- **TASK TO CARRY OUT**: Reproduce each of the following records word for word.
— begin RECORDS SUPPLIED —
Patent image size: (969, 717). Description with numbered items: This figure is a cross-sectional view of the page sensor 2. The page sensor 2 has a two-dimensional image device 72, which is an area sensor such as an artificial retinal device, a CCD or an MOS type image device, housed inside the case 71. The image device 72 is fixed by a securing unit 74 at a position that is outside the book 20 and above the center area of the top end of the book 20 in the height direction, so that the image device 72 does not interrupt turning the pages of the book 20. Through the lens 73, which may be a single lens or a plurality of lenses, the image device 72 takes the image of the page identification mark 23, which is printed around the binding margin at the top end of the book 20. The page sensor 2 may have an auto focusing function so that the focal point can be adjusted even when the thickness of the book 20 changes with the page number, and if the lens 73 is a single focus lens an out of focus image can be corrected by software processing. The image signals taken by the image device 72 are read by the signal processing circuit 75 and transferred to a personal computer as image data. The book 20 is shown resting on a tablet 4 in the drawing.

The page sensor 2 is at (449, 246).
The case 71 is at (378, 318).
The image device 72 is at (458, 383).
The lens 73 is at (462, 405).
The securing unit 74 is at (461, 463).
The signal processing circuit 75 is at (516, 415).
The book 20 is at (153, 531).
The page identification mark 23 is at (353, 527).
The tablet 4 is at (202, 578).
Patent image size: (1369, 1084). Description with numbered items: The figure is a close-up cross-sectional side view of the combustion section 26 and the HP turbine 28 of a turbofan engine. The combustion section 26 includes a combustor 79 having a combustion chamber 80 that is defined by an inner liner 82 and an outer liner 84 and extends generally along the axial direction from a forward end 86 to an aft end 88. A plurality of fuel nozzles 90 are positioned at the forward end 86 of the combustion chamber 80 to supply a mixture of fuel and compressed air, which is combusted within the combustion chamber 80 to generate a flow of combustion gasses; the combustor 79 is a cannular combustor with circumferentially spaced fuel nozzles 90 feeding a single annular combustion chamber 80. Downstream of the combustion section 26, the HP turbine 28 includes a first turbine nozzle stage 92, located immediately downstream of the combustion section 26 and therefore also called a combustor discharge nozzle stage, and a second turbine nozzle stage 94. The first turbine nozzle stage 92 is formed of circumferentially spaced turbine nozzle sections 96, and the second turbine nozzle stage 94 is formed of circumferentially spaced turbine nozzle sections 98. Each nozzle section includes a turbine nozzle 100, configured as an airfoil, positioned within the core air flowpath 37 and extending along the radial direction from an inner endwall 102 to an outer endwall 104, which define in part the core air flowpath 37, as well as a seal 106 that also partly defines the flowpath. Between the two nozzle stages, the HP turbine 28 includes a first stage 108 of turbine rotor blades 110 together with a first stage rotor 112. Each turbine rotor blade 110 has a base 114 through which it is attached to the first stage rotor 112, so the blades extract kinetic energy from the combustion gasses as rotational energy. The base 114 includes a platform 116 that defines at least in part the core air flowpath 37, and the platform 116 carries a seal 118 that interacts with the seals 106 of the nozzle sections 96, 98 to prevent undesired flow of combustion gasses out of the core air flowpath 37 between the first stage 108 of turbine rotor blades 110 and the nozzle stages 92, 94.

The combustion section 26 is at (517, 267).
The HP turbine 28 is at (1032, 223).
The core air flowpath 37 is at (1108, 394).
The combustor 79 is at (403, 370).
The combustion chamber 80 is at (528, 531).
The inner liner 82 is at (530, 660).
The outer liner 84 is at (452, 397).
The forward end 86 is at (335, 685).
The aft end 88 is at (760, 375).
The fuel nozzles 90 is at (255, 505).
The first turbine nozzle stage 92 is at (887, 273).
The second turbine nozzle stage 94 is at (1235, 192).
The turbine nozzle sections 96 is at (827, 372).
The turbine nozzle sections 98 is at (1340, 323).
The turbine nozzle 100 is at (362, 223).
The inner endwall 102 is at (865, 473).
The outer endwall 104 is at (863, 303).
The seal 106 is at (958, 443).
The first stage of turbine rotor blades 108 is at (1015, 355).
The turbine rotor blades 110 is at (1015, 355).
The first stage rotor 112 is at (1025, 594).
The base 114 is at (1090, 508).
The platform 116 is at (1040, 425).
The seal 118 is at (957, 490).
— end RECORDS SUPPLIED —
- **RESULT OF THIS TASK**:
Patent image size: (969, 717). Description with numbered items: This figure is a cross-sectional view of the page sensor 2. The page sensor 2 has a two-dimensional image device 72, which is an area sensor such as an artificial retinal device, a CCD or an MOS type image device, housed inside the case 71. The image device 72 is fixed by a securing unit 74 at a position that is outside the book 20 and above the center area of the top end of the book 20 in the height direction, so that the image device 72 does not interrupt turning the pages of the book 20. Through the lens 73, which may be a single lens or a plurality of lenses, the image device 72 takes the image of the page identification mark 23, which is printed around the binding margin at the top end of the book 20. The page sensor 2 may have an auto focusing function so that the focal point can be adjusted even when the thickness of the book 20 changes with the page number, and if the lens 73 is a single focus lens an out of focus image can be corrected by software processing. The image signals taken by the image device 72 are read by the signal processing circuit 75 and transferred to a personal computer as image data. The book 20 is shown resting on a tablet 4 in the drawing.

The page sensor 2 is at (449, 246).
The case 71 is at (378, 318).
The image device 72 is at (458, 383).
The lens 73 is at (462, 405).
The securing unit 74 is at (461, 463).
The signal processing circuit 75 is at (516, 415).
The book 20 is at (153, 531).
The page identification mark 23 is at (353, 527).
The tablet 4 is at (202, 578).
Patent image size: (1369, 1084). Description with numbered items: The figure is a close-up cross-sectional side view of the combustion section 26 and the HP turbine 28 of a turbofan engine. The combustion section 26 includes a combustor 79 having a combustion chamber 80 that is defined by an inner liner 82 and an outer liner 84 and extends generally along the axial direction from a forward end 86 to an aft end 88. A plurality of fuel nozzles 90 are positioned at the forward end 86 of the combustion chamber 80 to supply a mixture of fuel and compressed air, which is combusted within the combustion chamber 80 to generate a flow of combustion gasses; the combustor 79 is a cannular combustor with circumferentially spaced fuel nozzles 90 feeding a single annular combustion chamber 80. Downstream of the combustion section 26, the HP turbine 28 includes a first turbine nozzle stage 92, located immediately downstream of the combustion section 26 and therefore also called a combustor discharge nozzle stage, and a second turbine nozzle stage 94. The first turbine nozzle stage 92 is formed of circumferentially spaced turbine nozzle sections 96, and the second turbine nozzle stage 94 is formed of circumferentially spaced turbine nozzle sections 98. Each nozzle section includes a turbine nozzle 100, configured as an airfoil, positioned within the core air flowpath 37 and extending along the radial direction from an inner endwall 102 to an outer endwall 104, which define in part the core air flowpath 37, as well as a seal 106 that also partly defines the flowpath. Between the two nozzle stages, the HP turbine 28 includes a first stage 108 of turbine rotor blades 110 together with a first stage rotor 112. Each turbine rotor blade 110 has a base 114 through which it is attached to the first stage rotor 112, so the blades extract kinetic energy from the combustion gasses as rotational energy. The base 114 includes a platform 116 that defines at least in part the core air flowpath 37, and the platform 116 carries a seal 118 that interacts with the seals 106 of the nozzle sections 96, 98 to prevent undesired flow of combustion gasses out of the core air flowpath 37 between the first stage 108 of turbine rotor blades 110 and the nozzle stages 92, 94.

The combustion section 26 is at (517, 267).
The HP turbine 28 is at (1032, 223).
The core air flowpath 37 is at (1108, 394).
The combustor 79 is at (403, 370).
The combustion chamber 80 is at (528, 531).
The inner liner 82 is at (530, 660).
The outer liner 84 is at (452, 397).
The forward end 86 is at (335, 685).
The aft end 88 is at (760, 375).
The fuel nozzles 90 is at (255, 505).
The first turbine nozzle stage 92 is at (887, 273).
The second turbine nozzle stage 94 is at (1235, 192).
The turbine nozzle sections 96 is at (827, 372).
The turbine nozzle sections 98 is at (1340, 323).
The turbine nozzle 100 is at (362, 223).
The inner endwall 102 is at (865, 473).
The outer endwall 104 is at (863, 303).
The seal 106 is at (958, 443).
The first stage of turbine rotor blades 108 is at (1015, 355).
The turbine rotor blades 110 is at (1015, 355).
The first stage rotor 112 is at (1025, 594).
The base 114 is at (1090, 508).
The platform 116 is at (1040, 425).
The seal 118 is at (957, 490).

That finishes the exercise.